• [Exercise details]:
Return all entries word for word, but drop any images.

• [Exercise inputs]:
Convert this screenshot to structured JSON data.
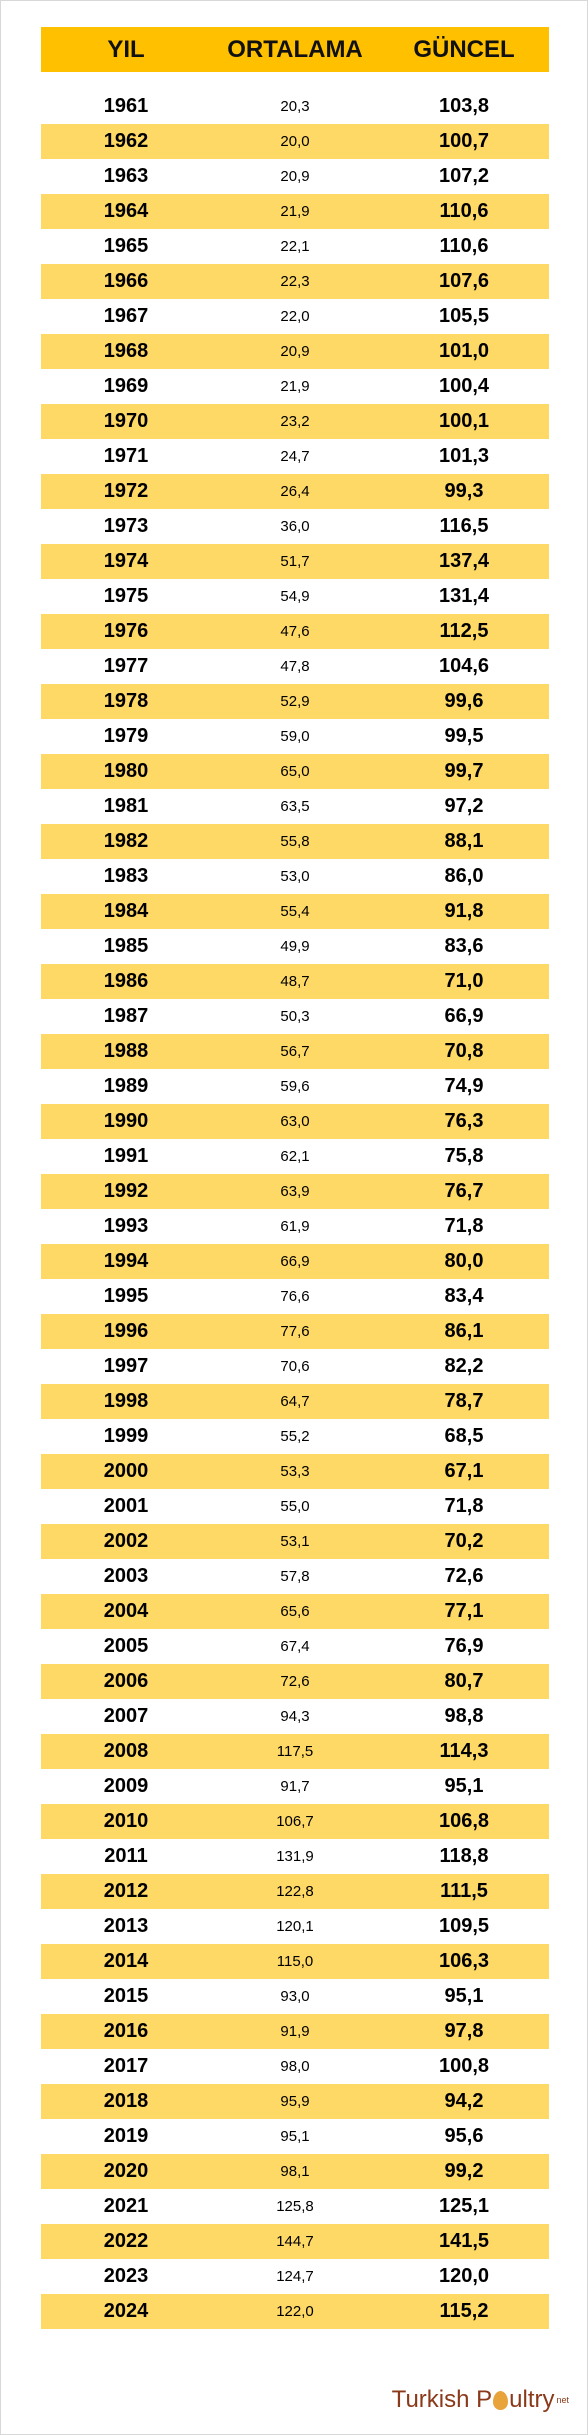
{
  "table": {
    "headers": {
      "year": "YIL",
      "average": "ORTALAMA",
      "current": "GÜNCEL"
    },
    "rows": [
      {
        "year": "1961",
        "average": "20,3",
        "current": "103,8"
      },
      {
        "year": "1962",
        "average": "20,0",
        "current": "100,7"
      },
      {
        "year": "1963",
        "average": "20,9",
        "current": "107,2"
      },
      {
        "year": "1964",
        "average": "21,9",
        "current": "110,6"
      },
      {
        "year": "1965",
        "average": "22,1",
        "current": "110,6"
      },
      {
        "year": "1966",
        "average": "22,3",
        "current": "107,6"
      },
      {
        "year": "1967",
        "average": "22,0",
        "current": "105,5"
      },
      {
        "year": "1968",
        "average": "20,9",
        "current": "101,0"
      },
      {
        "year": "1969",
        "average": "21,9",
        "current": "100,4"
      },
      {
        "year": "1970",
        "average": "23,2",
        "current": "100,1"
      },
      {
        "year": "1971",
        "average": "24,7",
        "current": "101,3"
      },
      {
        "year": "1972",
        "average": "26,4",
        "current": "99,3"
      },
      {
        "year": "1973",
        "average": "36,0",
        "current": "116,5"
      },
      {
        "year": "1974",
        "average": "51,7",
        "current": "137,4"
      },
      {
        "year": "1975",
        "average": "54,9",
        "current": "131,4"
      },
      {
        "year": "1976",
        "average": "47,6",
        "current": "112,5"
      },
      {
        "year": "1977",
        "average": "47,8",
        "current": "104,6"
      },
      {
        "year": "1978",
        "average": "52,9",
        "current": "99,6"
      },
      {
        "year": "1979",
        "average": "59,0",
        "current": "99,5"
      },
      {
        "year": "1980",
        "average": "65,0",
        "current": "99,7"
      },
      {
        "year": "1981",
        "average": "63,5",
        "current": "97,2"
      },
      {
        "year": "1982",
        "average": "55,8",
        "current": "88,1"
      },
      {
        "year": "1983",
        "average": "53,0",
        "current": "86,0"
      },
      {
        "year": "1984",
        "average": "55,4",
        "current": "91,8"
      },
      {
        "year": "1985",
        "average": "49,9",
        "current": "83,6"
      },
      {
        "year": "1986",
        "average": "48,7",
        "current": "71,0"
      },
      {
        "year": "1987",
        "average": "50,3",
        "current": "66,9"
      },
      {
        "year": "1988",
        "average": "56,7",
        "current": "70,8"
      },
      {
        "year": "1989",
        "average": "59,6",
        "current": "74,9"
      },
      {
        "year": "1990",
        "average": "63,0",
        "current": "76,3"
      },
      {
        "year": "1991",
        "average": "62,1",
        "current": "75,8"
      },
      {
        "year": "1992",
        "average": "63,9",
        "current": "76,7"
      },
      {
        "year": "1993",
        "average": "61,9",
        "current": "71,8"
      },
      {
        "year": "1994",
        "average": "66,9",
        "current": "80,0"
      },
      {
        "year": "1995",
        "average": "76,6",
        "current": "83,4"
      },
      {
        "year": "1996",
        "average": "77,6",
        "current": "86,1"
      },
      {
        "year": "1997",
        "average": "70,6",
        "current": "82,2"
      },
      {
        "year": "1998",
        "average": "64,7",
        "current": "78,7"
      },
      {
        "year": "1999",
        "average": "55,2",
        "current": "68,5"
      },
      {
        "year": "2000",
        "average": "53,3",
        "current": "67,1"
      },
      {
        "year": "2001",
        "average": "55,0",
        "current": "71,8"
      },
      {
        "year": "2002",
        "average": "53,1",
        "current": "70,2"
      },
      {
        "year": "2003",
        "average": "57,8",
        "current": "72,6"
      },
      {
        "year": "2004",
        "average": "65,6",
        "current": "77,1"
      },
      {
        "year": "2005",
        "average": "67,4",
        "current": "76,9"
      },
      {
        "year": "2006",
        "average": "72,6",
        "current": "80,7"
      },
      {
        "year": "2007",
        "average": "94,3",
        "current": "98,8"
      },
      {
        "year": "2008",
        "average": "117,5",
        "current": "114,3"
      },
      {
        "year": "2009",
        "average": "91,7",
        "current": "95,1"
      },
      {
        "year": "2010",
        "average": "106,7",
        "current": "106,8"
      },
      {
        "year": "2011",
        "average": "131,9",
        "current": "118,8"
      },
      {
        "year": "2012",
        "average": "122,8",
        "current": "111,5"
      },
      {
        "year": "2013",
        "average": "120,1",
        "current": "109,5"
      },
      {
        "year": "2014",
        "average": "115,0",
        "current": "106,3"
      },
      {
        "year": "2015",
        "average": "93,0",
        "current": "95,1"
      },
      {
        "year": "2016",
        "average": "91,9",
        "current": "97,8"
      },
      {
        "year": "2017",
        "average": "98,0",
        "current": "100,8"
      },
      {
        "year": "2018",
        "average": "95,9",
        "current": "94,2"
      },
      {
        "year": "2019",
        "average": "95,1",
        "current": "95,6"
      },
      {
        "year": "2020",
        "average": "98,1",
        "current": "99,2"
      },
      {
        "year": "2021",
        "average": "125,8",
        "current": "125,1"
      },
      {
        "year": "2022",
        "average": "144,7",
        "current": "141,5"
      },
      {
        "year": "2023",
        "average": "124,7",
        "current": "120,0"
      },
      {
        "year": "2024",
        "average": "122,0",
        "current": "115,2"
      }
    ]
  },
  "logo": {
    "text_start": "Turkish P",
    "text_end": "ultry",
    "tld": "net"
  },
  "colors": {
    "header": "#ffc000",
    "alt_row": "#ffd966",
    "logo": "#8a3a1a",
    "egg": "#e8a33a"
  }
}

• [Answer to this task]:
Convert this screenshot to structured JSON data.
{
  "table": {
    "headers": {
      "year": "YIL",
      "average": "ORTALAMA",
      "current": "GÜNCEL"
    },
    "rows": [
      {
        "year": "1961",
        "average": "20,3",
        "current": "103,8"
      },
      {
        "year": "1962",
        "average": "20,0",
        "current": "100,7"
      },
      {
        "year": "1963",
        "average": "20,9",
        "current": "107,2"
      },
      {
        "year": "1964",
        "average": "21,9",
        "current": "110,6"
      },
      {
        "year": "1965",
        "average": "22,1",
        "current": "110,6"
      },
      {
        "year": "1966",
        "average": "22,3",
        "current": "107,6"
      },
      {
        "year": "1967",
        "average": "22,0",
        "current": "105,5"
      },
      {
        "year": "1968",
        "average": "20,9",
        "current": "101,0"
      },
      {
        "year": "1969",
        "average": "21,9",
        "current": "100,4"
      },
      {
        "year": "1970",
        "average": "23,2",
        "current": "100,1"
      },
      {
        "year": "1971",
        "average": "24,7",
        "current": "101,3"
      },
      {
        "year": "1972",
        "average": "26,4",
        "current": "99,3"
      },
      {
        "year": "1973",
        "average": "36,0",
        "current": "116,5"
      },
      {
        "year": "1974",
        "average": "51,7",
        "current": "137,4"
      },
      {
        "year": "1975",
        "average": "54,9",
        "current": "131,4"
      },
      {
        "year": "1976",
        "average": "47,6",
        "current": "112,5"
      },
      {
        "year": "1977",
        "average": "47,8",
        "current": "104,6"
      },
      {
        "year": "1978",
        "average": "52,9",
        "current": "99,6"
      },
      {
        "year": "1979",
        "average": "59,0",
        "current": "99,5"
      },
      {
        "year": "1980",
        "average": "65,0",
        "current": "99,7"
      },
      {
        "year": "1981",
        "average": "63,5",
        "current": "97,2"
      },
      {
        "year": "1982",
        "average": "55,8",
        "current": "88,1"
      },
      {
        "year": "1983",
        "average": "53,0",
        "current": "86,0"
      },
      {
        "year": "1984",
        "average": "55,4",
        "current": "91,8"
      },
      {
        "year": "1985",
        "average": "49,9",
        "current": "83,6"
      },
      {
        "year": "1986",
        "average": "48,7",
        "current": "71,0"
      },
      {
        "year": "1987",
        "average": "50,3",
        "current": "66,9"
      },
      {
        "year": "1988",
        "average": "56,7",
        "current": "70,8"
      },
      {
        "year": "1989",
        "average": "59,6",
        "current": "74,9"
      },
      {
        "year": "1990",
        "average": "63,0",
        "current": "76,3"
      },
      {
        "year": "1991",
        "average": "62,1",
        "current": "75,8"
      },
      {
        "year": "1992",
        "average": "63,9",
        "current": "76,7"
      },
      {
        "year": "1993",
        "average": "61,9",
        "current": "71,8"
      },
      {
        "year": "1994",
        "average": "66,9",
        "current": "80,0"
      },
      {
        "year": "1995",
        "average": "76,6",
        "current": "83,4"
      },
      {
        "year": "1996",
        "average": "77,6",
        "current": "86,1"
      },
      {
        "year": "1997",
        "average": "70,6",
        "current": "82,2"
      },
      {
        "year": "1998",
        "average": "64,7",
        "current": "78,7"
      },
      {
        "year": "1999",
        "average": "55,2",
        "current": "68,5"
      },
      {
        "year": "2000",
        "average": "53,3",
        "current": "67,1"
      },
      {
        "year": "2001",
        "average": "55,0",
        "current": "71,8"
      },
      {
        "year": "2002",
        "average": "53,1",
        "current": "70,2"
      },
      {
        "year": "2003",
        "average": "57,8",
        "current": "72,6"
      },
      {
        "year": "2004",
        "average": "65,6",
        "current": "77,1"
      },
      {
        "year": "2005",
        "average": "67,4",
        "current": "76,9"
      },
      {
        "year": "2006",
        "average": "72,6",
        "current": "80,7"
      },
      {
        "year": "2007",
        "average": "94,3",
        "current": "98,8"
      },
      {
        "year": "2008",
        "average": "117,5",
        "current": "114,3"
      },
      {
        "year": "2009",
        "average": "91,7",
        "current": "95,1"
      },
      {
        "year": "2010",
        "average": "106,7",
        "current": "106,8"
      },
      {
        "year": "2011",
        "average": "131,9",
        "current": "118,8"
      },
      {
        "year": "2012",
        "average": "122,8",
        "current": "111,5"
      },
      {
        "year": "2013",
        "average": "120,1",
        "current": "109,5"
      },
      {
        "year": "2014",
        "average": "115,0",
        "current": "106,3"
      },
      {
        "year": "2015",
        "average": "93,0",
        "current": "95,1"
      },
      {
        "year": "2016",
        "average": "91,9",
        "current": "97,8"
      },
      {
        "year": "2017",
        "average": "98,0",
        "current": "100,8"
      },
      {
        "year": "2018",
        "average": "95,9",
        "current": "94,2"
      },
      {
        "year": "2019",
        "average": "95,1",
        "current": "95,6"
      },
      {
        "year": "2020",
        "average": "98,1",
        "current": "99,2"
      },
      {
        "year": "2021",
        "average": "125,8",
        "current": "125,1"
      },
      {
        "year": "2022",
        "average": "144,7",
        "current": "141,5"
      },
      {
        "year": "2023",
        "average": "124,7",
        "current": "120,0"
      },
      {
        "year": "2024",
        "average": "122,0",
        "current": "115,2"
      }
    ]
  },
  "logo": {
    "text_start": "Turkish P",
    "text_end": "ultry",
    "tld": "net"
  },
  "colors": {
    "header": "#ffc000",
    "alt_row": "#ffd966",
    "logo": "#8a3a1a",
    "egg": "#e8a33a"
  }
}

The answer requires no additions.